From ENS.parti@ecunet.org (ENS)
Date 13 Nov 1997 14:01:58

November 13, 1997
Episcopal News Service
Jim Solheim, Director
212-922-5385
ens@ecunet.org

97-2005
`There but for the grace of God go I'

Holy Apostles Soup kitchen marks 15 years of service

by Michael Barwell
       (ENS) "I look around this room and say to myself, `There but for
the grace of God go I,'" Jimmy Novack says, huddled next to a space
heater in the doorway of Holy Apostles Church on Ninth Avenue in New
York City.
       On a brisk October morning, Novack is there to help welcome his
daily "guests" and serve 1,240 meals at Holy Apostle's Soup Kitchen,
the largest feeding program for hungry people in the Episcopal Church
and in New York City.
       Novack, 80, has seen most of the 3.5 million meals served here
since the program opened 15 years ago.
       "I have a hard time talking about it after all these years," he says,
shifting uncomfortably in his chair. "I get too emotional."
       "I stood in bread and soup lines during the Depression," he says,
noting he arrived in the United States from his native Poland on October
4, 1929. "I always said to myself, `I only hope that some day I can pay
this back.' I don't have a lot of money, and I could never afford to pay
back what I was given, but I do have time, and time is what I give."
       Novack had retired "for about three weeks" from the data center
of Consolidated Edison in 1982 when he landed at the soup kitchen
offering to help out. Having served 14 years in the U.S. Navy as a cook
in World War II and the Korean Conflict, he felt he could do something
useful, he said.

More are hungry
       Over the years he has noticed some changes in the Soup Kitchen.
       "The numbers are getting larger," he adds, shaking his head as
some of the men drift out after a meal of hot stew. "What frightens me is
the drop in the median age. They are now in their 30s and 40s, not the
50s, 60s and 70s we used to see every day. Being young, they are a bit
more rowdy. There's something about being on the street--the longer you
are there the harder it is to get off."
       Clyde Kuemmerle, who helps coordinate nearly 1,000 Soup
Kitchen volunteers, agrees with Novack's analysis.
       "When the welfare laws changed last year, we saw an incredible
jump in the number of people needing help," Kuemmerle says. "And the
clock is ticking. When some of the laws and programs change a year and
half from now, we'll see an explosion of needy people," he warns. 
       The previous evening a hundred guests, including political and
religious leaders, honored the Soup Kitchen's 15-year milestone with
praise for its ministry, as well as expressions of outrage and shame for
the continuing need for the Soup Kitchen's services.

• _DIRECTION A_: In the records, copy word for word the lines starting with the line containing "grid-cell[interactable]: 18 (442, 751, 492, 799)" and ending with the line containing "grid-cell[interactable] (26, 351, 76, 399)", including both of those lines.

• _RECORDS FOR THIS TASK_:
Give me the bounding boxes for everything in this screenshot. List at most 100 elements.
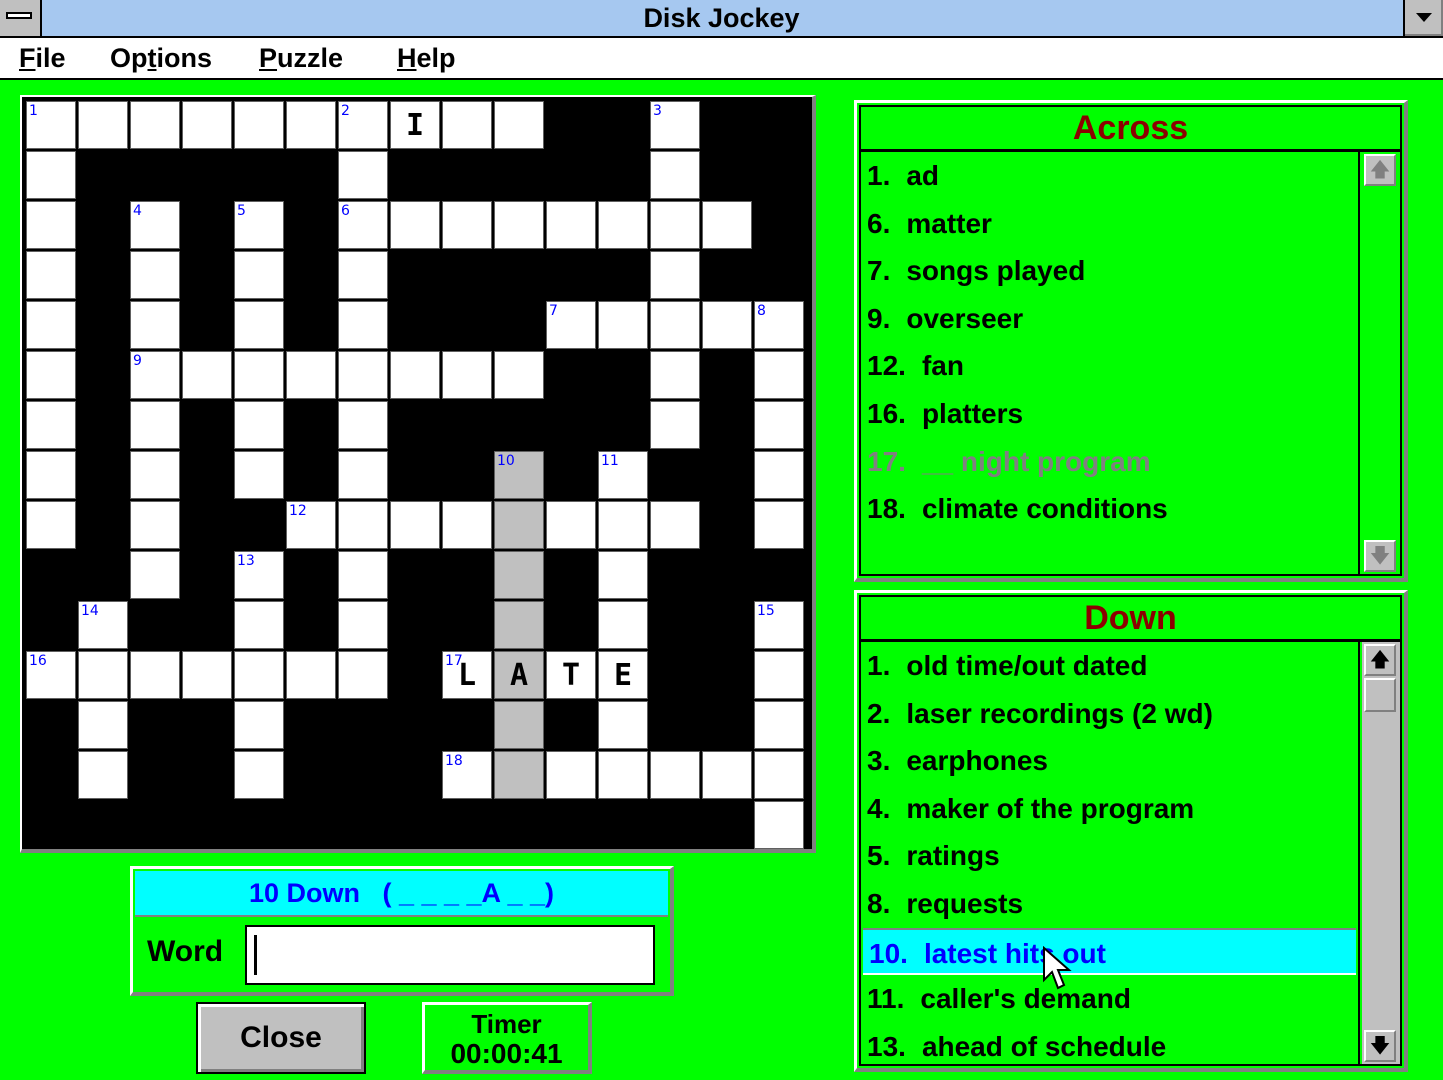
grid-cell[interactable]: 18 (442, 751, 492, 799)
grid-cell[interactable] (234, 601, 284, 649)
grid-cell[interactable] (338, 251, 388, 299)
grid-cell[interactable] (494, 351, 544, 399)
grid-cell[interactable] (338, 501, 388, 549)
across-clue-item[interactable]: 16. platters (861, 390, 1358, 438)
grid-cell[interactable] (754, 801, 804, 849)
grid-cell-highlighted[interactable] (494, 751, 544, 799)
grid-cell[interactable] (26, 351, 76, 399)
across-scroll-down-button[interactable]: 🡇 (1364, 540, 1396, 572)
menu-help[interactable]: Help (397, 38, 456, 78)
grid-cell[interactable] (234, 751, 284, 799)
grid-cell[interactable] (338, 651, 388, 699)
grid-cell[interactable]: 6 (338, 201, 388, 249)
down-clue-item[interactable]: 4. maker of the program (861, 785, 1358, 833)
down-scrollbar[interactable]: 🡅 🡇 (1362, 642, 1400, 1064)
down-scroll-thumb[interactable] (1364, 678, 1396, 712)
grid-cell[interactable] (78, 701, 128, 749)
grid-cell[interactable] (442, 501, 492, 549)
across-scrollbar[interactable]: 🡅 🡇 (1362, 152, 1400, 574)
grid-cell[interactable] (390, 501, 440, 549)
grid-cell[interactable] (234, 701, 284, 749)
grid-cell[interactable] (702, 201, 752, 249)
grid-cell[interactable] (338, 401, 388, 449)
grid-cell[interactable] (338, 301, 388, 349)
grid-cell[interactable] (754, 701, 804, 749)
grid-cell[interactable] (182, 101, 232, 149)
grid-cell[interactable] (26, 501, 76, 549)
grid-cell[interactable] (650, 351, 700, 399)
grid-cell[interactable] (234, 651, 284, 699)
menu-options[interactable]: Options (110, 38, 212, 78)
grid-cell[interactable]: T (546, 651, 596, 699)
across-clue-item[interactable]: 17. __ night program (861, 438, 1358, 486)
grid-cell-highlighted[interactable]: A (494, 651, 544, 699)
minimize-button[interactable] (1403, 0, 1443, 36)
across-clue-item[interactable]: 18. climate conditions (861, 485, 1358, 533)
grid-cell[interactable]: 9 (130, 351, 180, 399)
grid-cell[interactable] (130, 251, 180, 299)
grid-cell[interactable]: 16 (26, 651, 76, 699)
grid-cell[interactable] (754, 751, 804, 799)
grid-cell[interactable] (598, 301, 648, 349)
grid-cell[interactable] (182, 651, 232, 699)
grid-cell[interactable]: 5 (234, 201, 284, 249)
grid-cell[interactable] (26, 451, 76, 499)
down-scroll-down-button[interactable]: 🡇 (1364, 1030, 1396, 1062)
grid-cell-highlighted[interactable] (494, 501, 544, 549)
grid-cell[interactable] (130, 451, 180, 499)
grid-cell[interactable]: 11 (598, 451, 648, 499)
grid-cell[interactable] (598, 751, 648, 799)
grid-cell[interactable] (130, 551, 180, 599)
grid-cell[interactable] (598, 201, 648, 249)
grid-cell[interactable] (130, 501, 180, 549)
grid-cell[interactable] (78, 751, 128, 799)
grid-cell[interactable] (78, 651, 128, 699)
grid-cell[interactable] (598, 701, 648, 749)
down-clue-item[interactable]: 3. earphones (861, 737, 1358, 785)
grid-cell[interactable] (130, 301, 180, 349)
menu-file[interactable]: File (19, 38, 66, 78)
grid-cell[interactable] (442, 101, 492, 149)
grid-cell[interactable] (130, 651, 180, 699)
grid-cell[interactable] (494, 201, 544, 249)
grid-cell-highlighted[interactable] (494, 551, 544, 599)
grid-cell[interactable]: 8 (754, 301, 804, 349)
menu-puzzle[interactable]: Puzzle (259, 38, 343, 78)
grid-cell[interactable] (286, 101, 336, 149)
grid-cell[interactable] (338, 151, 388, 199)
grid-cell[interactable] (754, 501, 804, 549)
down-clue-item[interactable]: 5. ratings (861, 832, 1358, 880)
grid-cell[interactable]: 12 (286, 501, 336, 549)
grid-cell[interactable] (754, 401, 804, 449)
down-clue-item[interactable]: 8. requests (861, 880, 1358, 928)
grid-cell[interactable] (130, 101, 180, 149)
across-clue-list[interactable]: 1. ad 6. matter 7. songs played 9. overseer 12. f… (861, 152, 1360, 574)
down-clue-item[interactable]: 1. old time/out dated (861, 642, 1358, 690)
grid-cell[interactable] (234, 451, 284, 499)
grid-cell[interactable] (286, 651, 336, 699)
close-button[interactable]: Close (196, 1002, 366, 1074)
grid-cell[interactable]: 1 (26, 101, 76, 149)
grid-cell[interactable] (598, 501, 648, 549)
grid-cell[interactable]: E (598, 651, 648, 699)
grid-cell[interactable] (338, 351, 388, 399)
down-clue-list[interactable]: 1. old time/out dated 2. laser recordings (… (861, 642, 1360, 1064)
grid-cell[interactable] (650, 301, 700, 349)
grid-cell-highlighted[interactable] (494, 701, 544, 749)
grid-cell[interactable] (546, 201, 596, 249)
down-clue-item[interactable]: 10. latest hits out (863, 927, 1356, 976)
grid-cell-highlighted[interactable]: 10 (494, 451, 544, 499)
grid-cell[interactable] (26, 401, 76, 449)
grid-cell[interactable] (442, 351, 492, 399)
down-scroll-up-button[interactable]: 🡅 (1364, 644, 1396, 676)
grid-cell[interactable]: 4 (130, 201, 180, 249)
grid-cell[interactable] (546, 751, 596, 799)
grid-cell[interactable] (650, 401, 700, 449)
grid-cell[interactable]: 13 (234, 551, 284, 599)
across-clue-item[interactable]: 12. fan (861, 342, 1358, 390)
across-clue-item[interactable]: 6. matter (861, 200, 1358, 248)
grid-cell-highlighted[interactable] (494, 601, 544, 649)
grid-cell[interactable]: 3 (650, 101, 700, 149)
grid-cell[interactable] (598, 601, 648, 649)
grid-cell[interactable]: 15 (754, 601, 804, 649)
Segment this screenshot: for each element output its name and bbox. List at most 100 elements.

• _DIRECTION B_: Continue the news story about the Holy Apostles Soup Kitchen's 15th anniversary from the point where it stops.

• _EXERCISE RESPONSE A_:
grid-cell[interactable]: 18 (442, 751, 492, 799)
grid-cell[interactable] (234, 601, 284, 649)
grid-cell[interactable] (338, 251, 388, 299)
grid-cell[interactable] (494, 351, 544, 399)
grid-cell[interactable] (338, 501, 388, 549)
across-clue-item[interactable]: 16. platters (861, 390, 1358, 438)
grid-cell[interactable] (754, 801, 804, 849)
grid-cell-highlighted[interactable] (494, 751, 544, 799)
grid-cell[interactable] (26, 351, 76, 399)

• _EXERCISE RESPONSE B_:
       Ruth Messinger, a candidate for mayor of New York City and a
long-time supporter of the Soup Kitchen, pointed around the brightly lit
nave of the recently restored church where both soup and worship happen
and said, "The luminescence in this room comes from the love of God
and the acts of charity that happen here every day."
       But Messinger said it was shameful that "in the richest city in the
richest country in the world there are people starving because they don't
have any food. What happens here makes this a truly holy place--they not
only feed the hungry, they feed the soul. A miracle occurs here very
day.
       "What does it say about our city that more and more people are
hungry--many of them children?" Messinger asked." We turn away
75,000 people, 45,000 of them children, from our soup kitchens because
we run out of food. We must dedicate ourselves to eradicating hunger
from our city."

A `complete tragedy'
       Messinger's theme was echoed throughout the evening as
politicians and church leaders congratulated the program, but chastised
government and business for not caring about all people.    
       New York City Councilman Thomas Duane, who volunteers on
the soup line, said, "It is a complete tragedy that so many New Yorkers
need to come to a soup kitchen to eat. It is a tragedy that we are being
asked to spend millions of dollars on a new baseball stadium a few
blocks from here when we need affordable housing. Holy Apostles
provides incredible nourishment both physically and spiritually," he said.
       It has not been an easy task. What started as a neighborhood soup
kitchen serving a few homeless people living in a small park across the
street in October 1982 has mushroomed into a magnet for nearly 1,300
people a day. By the end of the first year, Holy Apostles was feeding
389 people five days a week. 
       The program, and the parish, boomed. 
       "Before the Soup Kitchen, Holy Apostles itself was a hopeless
place, waiting to die," says the Rev. William A. Greenlaw, rector of the
parish and executive director of the Soup Kitchen. "It was marginal,
slated for closing by the diocese."
       By responding to the needs of the community "we have been
given back our life," Greenlaw says--as well as responsibility for
securing and managing a $1.7 million annual budget for the Soup Kitchen
alone.
       A devastating fire in 1990 destroyed the main church building.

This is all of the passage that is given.